== Stored records ==
========
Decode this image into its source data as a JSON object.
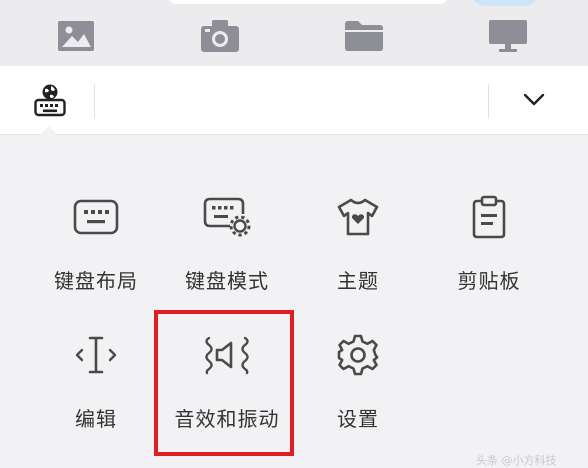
{
  "colors": {
    "icon": "#8e8e96",
    "icon_dark": "#4a4a4a",
    "highlight": "#e02020",
    "background": "#f2f2f4"
  },
  "top_icons": [
    "image-icon",
    "camera-icon",
    "folder-icon",
    "monitor-icon"
  ],
  "toolbar": {
    "keyboard_icon": "globe-keyboard-icon",
    "dropdown_icon": "chevron-down-icon"
  },
  "menu": {
    "row1": [
      {
        "label": "键盘布局",
        "icon": "keyboard-layout-icon"
      },
      {
        "label": "键盘模式",
        "icon": "keyboard-mode-icon"
      },
      {
        "label": "主题",
        "icon": "tshirt-heart-icon"
      },
      {
        "label": "剪贴板",
        "icon": "clipboard-icon"
      }
    ],
    "row2": [
      {
        "label": "编辑",
        "icon": "text-cursor-icon"
      },
      {
        "label": "音效和振动",
        "icon": "sound-vibration-icon",
        "highlighted": true
      },
      {
        "label": "设置",
        "icon": "gear-icon"
      }
    ]
  },
  "watermark": "头条 @小方科技"
}
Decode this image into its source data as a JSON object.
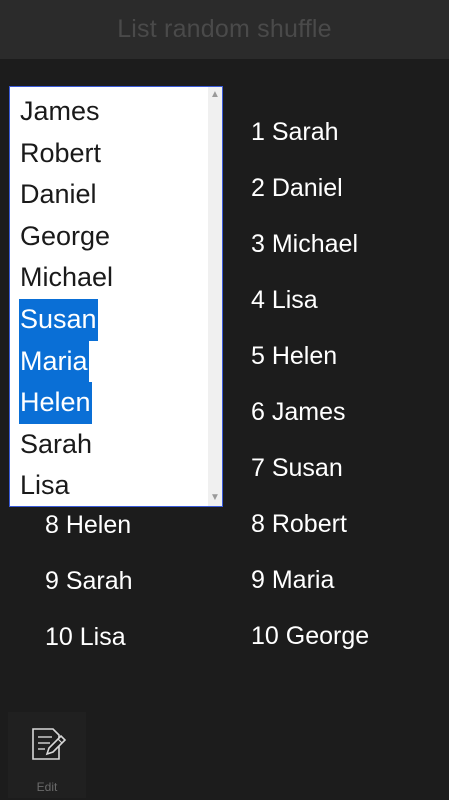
{
  "title": "List random shuffle",
  "listbox": {
    "items": [
      {
        "label": "James",
        "selected": false
      },
      {
        "label": "Robert",
        "selected": false
      },
      {
        "label": "Daniel",
        "selected": false
      },
      {
        "label": "George",
        "selected": false
      },
      {
        "label": "Michael",
        "selected": false
      },
      {
        "label": "Susan",
        "selected": true
      },
      {
        "label": "Maria",
        "selected": true
      },
      {
        "label": "Helen",
        "selected": true
      },
      {
        "label": "Sarah",
        "selected": false
      },
      {
        "label": "Lisa",
        "selected": false
      }
    ],
    "scroll_up_icon": "chevron-up-icon",
    "scroll_down_icon": "chevron-down-icon"
  },
  "left_list": {
    "visible_items": [
      "8 Helen",
      "9 Sarah",
      "10 Lisa"
    ]
  },
  "right_list": {
    "items": [
      "1 Sarah",
      "2 Daniel",
      "3 Michael",
      "4 Lisa",
      "5 Helen",
      "6 James",
      "7 Susan",
      "8 Robert",
      "9 Maria",
      "10 George"
    ]
  },
  "bottom_bar": {
    "edit_label": "Edit",
    "edit_icon": "edit-icon"
  },
  "colors": {
    "background": "#1c1c1c",
    "titlebar": "#2b2b2b",
    "selection": "#0a6fd6",
    "listbox_border": "#3a5bd9"
  }
}
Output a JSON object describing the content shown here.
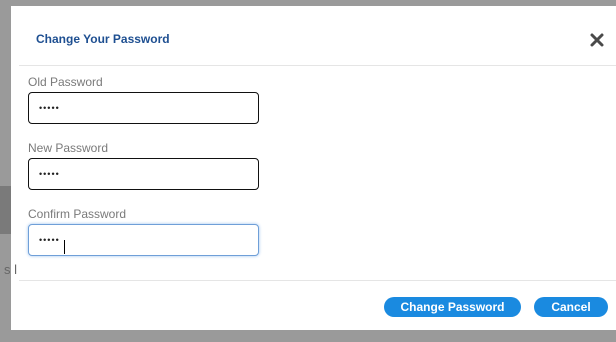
{
  "modal": {
    "title": "Change Your Password",
    "close_icon": "close-icon"
  },
  "fields": {
    "old_password": {
      "label": "Old Password",
      "value": "•••••"
    },
    "new_password": {
      "label": "New Password",
      "value": "•••••"
    },
    "confirm_password": {
      "label": "Confirm Password",
      "value": "•••••"
    }
  },
  "buttons": {
    "change_password": "Change Password",
    "cancel": "Cancel"
  },
  "background": {
    "fragment_text": "s l"
  },
  "colors": {
    "title": "#1e4f91",
    "button": "#1a8ae0",
    "focus_border": "#6f9fd8"
  }
}
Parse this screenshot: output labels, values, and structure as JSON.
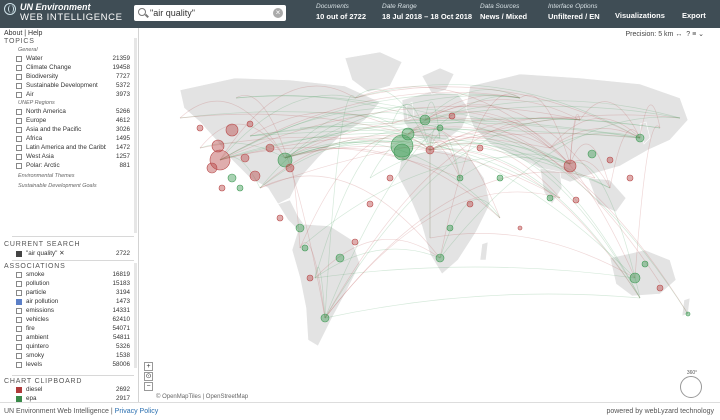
========
Point out every line holding the string "JSON" and copy it.

Decode this image into its source data as a JSON object.
Decode this image into its source data as a JSON object.
Output a JSON object describing the content shown here.
Parse this screenshot: output labels, values, and structure as JSON.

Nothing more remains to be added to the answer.